> _TASK BRIEF_
Wherever the word "Peak" shows up in a line, please copy that line.

> _Data entries_
<<<<

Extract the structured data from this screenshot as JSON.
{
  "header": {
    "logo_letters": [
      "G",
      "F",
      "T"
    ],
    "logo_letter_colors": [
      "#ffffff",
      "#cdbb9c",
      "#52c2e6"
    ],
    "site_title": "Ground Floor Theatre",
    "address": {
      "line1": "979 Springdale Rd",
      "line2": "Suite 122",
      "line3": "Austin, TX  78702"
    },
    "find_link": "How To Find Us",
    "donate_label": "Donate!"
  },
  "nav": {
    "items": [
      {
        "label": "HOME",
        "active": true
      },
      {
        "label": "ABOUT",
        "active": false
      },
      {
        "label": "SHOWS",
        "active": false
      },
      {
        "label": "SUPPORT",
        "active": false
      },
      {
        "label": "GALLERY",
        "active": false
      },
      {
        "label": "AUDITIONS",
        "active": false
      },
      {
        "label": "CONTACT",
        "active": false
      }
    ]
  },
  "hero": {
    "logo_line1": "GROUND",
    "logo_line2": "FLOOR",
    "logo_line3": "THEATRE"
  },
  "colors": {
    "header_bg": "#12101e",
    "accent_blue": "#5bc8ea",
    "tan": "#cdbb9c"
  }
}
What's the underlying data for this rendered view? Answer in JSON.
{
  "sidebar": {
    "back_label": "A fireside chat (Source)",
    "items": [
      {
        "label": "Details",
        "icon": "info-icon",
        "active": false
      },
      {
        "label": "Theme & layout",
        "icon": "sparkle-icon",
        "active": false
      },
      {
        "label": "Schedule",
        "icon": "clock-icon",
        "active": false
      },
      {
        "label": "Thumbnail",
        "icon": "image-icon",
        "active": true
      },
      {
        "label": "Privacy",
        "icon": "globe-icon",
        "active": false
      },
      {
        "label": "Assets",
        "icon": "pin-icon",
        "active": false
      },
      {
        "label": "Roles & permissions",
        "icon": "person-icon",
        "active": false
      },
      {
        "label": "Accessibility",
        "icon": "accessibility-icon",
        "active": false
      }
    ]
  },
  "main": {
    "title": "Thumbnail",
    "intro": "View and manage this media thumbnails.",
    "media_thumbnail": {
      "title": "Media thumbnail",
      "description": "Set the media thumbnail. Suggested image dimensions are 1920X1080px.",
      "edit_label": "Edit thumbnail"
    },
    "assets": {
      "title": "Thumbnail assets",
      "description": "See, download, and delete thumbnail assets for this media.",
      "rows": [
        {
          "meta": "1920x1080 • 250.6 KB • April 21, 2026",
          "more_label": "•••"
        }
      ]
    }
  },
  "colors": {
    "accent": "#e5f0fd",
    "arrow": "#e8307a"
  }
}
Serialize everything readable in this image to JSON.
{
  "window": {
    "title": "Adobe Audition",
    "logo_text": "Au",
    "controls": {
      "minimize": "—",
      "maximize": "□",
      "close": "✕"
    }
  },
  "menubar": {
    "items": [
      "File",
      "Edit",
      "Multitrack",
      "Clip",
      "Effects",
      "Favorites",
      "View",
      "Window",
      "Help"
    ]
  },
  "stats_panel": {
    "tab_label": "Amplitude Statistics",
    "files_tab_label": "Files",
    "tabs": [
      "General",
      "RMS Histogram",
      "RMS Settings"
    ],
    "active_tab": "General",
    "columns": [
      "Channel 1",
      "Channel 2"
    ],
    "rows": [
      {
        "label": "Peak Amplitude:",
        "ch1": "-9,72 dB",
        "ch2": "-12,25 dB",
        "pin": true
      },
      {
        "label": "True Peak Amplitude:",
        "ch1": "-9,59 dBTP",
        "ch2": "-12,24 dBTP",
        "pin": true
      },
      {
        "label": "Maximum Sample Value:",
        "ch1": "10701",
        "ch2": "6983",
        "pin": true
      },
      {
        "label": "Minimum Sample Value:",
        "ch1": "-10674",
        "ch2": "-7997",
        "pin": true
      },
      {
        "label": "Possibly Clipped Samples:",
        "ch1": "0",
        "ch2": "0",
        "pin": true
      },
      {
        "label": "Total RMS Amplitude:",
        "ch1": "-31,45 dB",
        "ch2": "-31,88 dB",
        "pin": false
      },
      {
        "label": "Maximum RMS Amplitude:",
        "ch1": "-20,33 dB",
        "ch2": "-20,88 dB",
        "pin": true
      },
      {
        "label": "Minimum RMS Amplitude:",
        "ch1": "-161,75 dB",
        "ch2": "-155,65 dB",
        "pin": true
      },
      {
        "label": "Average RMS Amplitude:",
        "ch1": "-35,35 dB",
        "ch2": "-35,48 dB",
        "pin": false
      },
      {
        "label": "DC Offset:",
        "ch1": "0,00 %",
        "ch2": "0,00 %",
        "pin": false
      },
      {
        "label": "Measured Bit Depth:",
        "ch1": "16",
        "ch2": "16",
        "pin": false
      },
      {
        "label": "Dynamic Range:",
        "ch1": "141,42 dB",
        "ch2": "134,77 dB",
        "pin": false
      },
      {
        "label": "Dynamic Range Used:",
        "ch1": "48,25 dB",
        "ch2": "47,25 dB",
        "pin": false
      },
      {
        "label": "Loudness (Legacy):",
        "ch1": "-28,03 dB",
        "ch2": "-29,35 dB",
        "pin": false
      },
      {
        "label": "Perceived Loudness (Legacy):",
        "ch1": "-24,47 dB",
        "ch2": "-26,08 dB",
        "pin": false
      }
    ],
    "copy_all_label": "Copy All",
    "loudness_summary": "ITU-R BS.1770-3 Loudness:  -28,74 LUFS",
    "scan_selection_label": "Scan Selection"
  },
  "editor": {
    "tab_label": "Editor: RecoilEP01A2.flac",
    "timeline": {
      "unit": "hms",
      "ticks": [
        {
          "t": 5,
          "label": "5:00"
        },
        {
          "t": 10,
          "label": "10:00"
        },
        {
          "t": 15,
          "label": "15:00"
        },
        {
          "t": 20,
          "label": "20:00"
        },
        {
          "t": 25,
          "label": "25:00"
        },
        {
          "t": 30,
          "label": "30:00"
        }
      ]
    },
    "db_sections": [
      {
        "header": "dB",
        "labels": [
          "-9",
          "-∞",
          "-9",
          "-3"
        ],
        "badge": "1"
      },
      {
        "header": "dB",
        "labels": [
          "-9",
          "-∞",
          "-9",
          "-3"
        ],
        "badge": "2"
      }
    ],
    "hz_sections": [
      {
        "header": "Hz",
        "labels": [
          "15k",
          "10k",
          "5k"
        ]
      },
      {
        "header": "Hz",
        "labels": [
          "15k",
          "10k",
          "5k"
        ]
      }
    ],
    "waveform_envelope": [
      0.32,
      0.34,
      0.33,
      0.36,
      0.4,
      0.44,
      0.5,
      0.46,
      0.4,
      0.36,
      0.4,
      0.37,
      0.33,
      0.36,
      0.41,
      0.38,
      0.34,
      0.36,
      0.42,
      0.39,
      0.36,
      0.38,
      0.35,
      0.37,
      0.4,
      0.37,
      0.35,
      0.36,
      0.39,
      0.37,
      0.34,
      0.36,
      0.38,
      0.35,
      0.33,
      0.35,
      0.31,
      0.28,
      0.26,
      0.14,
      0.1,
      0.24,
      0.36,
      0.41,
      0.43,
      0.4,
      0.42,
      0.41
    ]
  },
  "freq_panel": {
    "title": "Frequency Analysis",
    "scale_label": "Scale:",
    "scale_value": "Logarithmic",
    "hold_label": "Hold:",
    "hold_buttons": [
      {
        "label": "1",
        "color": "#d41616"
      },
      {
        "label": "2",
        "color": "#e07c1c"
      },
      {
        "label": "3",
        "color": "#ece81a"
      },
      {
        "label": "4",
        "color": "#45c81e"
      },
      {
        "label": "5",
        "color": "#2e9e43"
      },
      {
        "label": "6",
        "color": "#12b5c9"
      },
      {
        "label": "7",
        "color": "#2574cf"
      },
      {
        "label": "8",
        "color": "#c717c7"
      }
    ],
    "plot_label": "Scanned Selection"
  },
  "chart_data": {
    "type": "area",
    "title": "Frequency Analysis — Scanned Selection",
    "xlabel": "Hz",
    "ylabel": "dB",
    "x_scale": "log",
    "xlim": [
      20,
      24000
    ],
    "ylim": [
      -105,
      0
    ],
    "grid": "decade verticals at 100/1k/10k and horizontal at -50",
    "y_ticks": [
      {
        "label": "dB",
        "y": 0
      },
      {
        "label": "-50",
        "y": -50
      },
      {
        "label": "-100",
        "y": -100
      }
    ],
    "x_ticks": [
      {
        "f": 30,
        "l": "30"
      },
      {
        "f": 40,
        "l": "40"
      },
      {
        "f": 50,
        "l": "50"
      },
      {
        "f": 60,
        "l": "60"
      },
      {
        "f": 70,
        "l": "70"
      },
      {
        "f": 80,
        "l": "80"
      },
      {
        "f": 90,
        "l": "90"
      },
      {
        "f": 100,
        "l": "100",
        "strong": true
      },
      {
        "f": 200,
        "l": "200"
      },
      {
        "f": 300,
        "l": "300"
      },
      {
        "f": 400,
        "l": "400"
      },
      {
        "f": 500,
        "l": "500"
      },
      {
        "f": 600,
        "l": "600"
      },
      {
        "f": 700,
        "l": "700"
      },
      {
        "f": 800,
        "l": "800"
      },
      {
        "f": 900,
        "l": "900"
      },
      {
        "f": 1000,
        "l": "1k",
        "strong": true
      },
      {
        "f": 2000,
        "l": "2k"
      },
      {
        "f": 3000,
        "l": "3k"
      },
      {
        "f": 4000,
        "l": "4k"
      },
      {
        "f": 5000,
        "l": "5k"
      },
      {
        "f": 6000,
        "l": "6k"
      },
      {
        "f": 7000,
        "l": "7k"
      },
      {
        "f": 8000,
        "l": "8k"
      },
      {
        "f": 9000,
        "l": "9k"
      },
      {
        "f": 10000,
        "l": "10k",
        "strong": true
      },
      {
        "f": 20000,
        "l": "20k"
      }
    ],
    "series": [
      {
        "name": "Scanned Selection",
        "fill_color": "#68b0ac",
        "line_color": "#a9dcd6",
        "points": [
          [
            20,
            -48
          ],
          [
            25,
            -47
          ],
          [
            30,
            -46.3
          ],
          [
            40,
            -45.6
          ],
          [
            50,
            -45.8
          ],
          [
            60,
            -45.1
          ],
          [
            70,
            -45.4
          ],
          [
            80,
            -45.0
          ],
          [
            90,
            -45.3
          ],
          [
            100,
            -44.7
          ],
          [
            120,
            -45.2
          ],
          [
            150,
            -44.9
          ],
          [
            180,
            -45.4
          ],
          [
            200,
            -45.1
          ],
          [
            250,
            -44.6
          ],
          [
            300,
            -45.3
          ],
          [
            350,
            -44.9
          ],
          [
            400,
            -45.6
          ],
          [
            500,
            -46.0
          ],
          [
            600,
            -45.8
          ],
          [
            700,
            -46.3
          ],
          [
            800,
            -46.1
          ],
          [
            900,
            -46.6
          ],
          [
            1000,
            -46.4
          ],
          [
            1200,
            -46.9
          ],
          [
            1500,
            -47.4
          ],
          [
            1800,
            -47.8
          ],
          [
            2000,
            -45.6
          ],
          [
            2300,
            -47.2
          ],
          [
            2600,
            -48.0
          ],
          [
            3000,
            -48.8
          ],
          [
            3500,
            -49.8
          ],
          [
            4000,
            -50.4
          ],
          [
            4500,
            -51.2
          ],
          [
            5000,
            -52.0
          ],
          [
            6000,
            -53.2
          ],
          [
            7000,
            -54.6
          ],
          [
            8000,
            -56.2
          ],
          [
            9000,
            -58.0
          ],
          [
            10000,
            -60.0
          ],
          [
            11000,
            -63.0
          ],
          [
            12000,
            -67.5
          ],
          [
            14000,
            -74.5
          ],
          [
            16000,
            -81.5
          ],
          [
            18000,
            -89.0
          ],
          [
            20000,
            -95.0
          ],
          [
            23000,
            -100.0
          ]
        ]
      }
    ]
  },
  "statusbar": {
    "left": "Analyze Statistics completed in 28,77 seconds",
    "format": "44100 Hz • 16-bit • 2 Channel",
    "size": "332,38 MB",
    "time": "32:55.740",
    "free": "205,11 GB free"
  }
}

>>>>

> _ANSWER FOR THIS EXERCISE_
        "label": "Peak Amplitude:",
        "label": "True Peak Amplitude:",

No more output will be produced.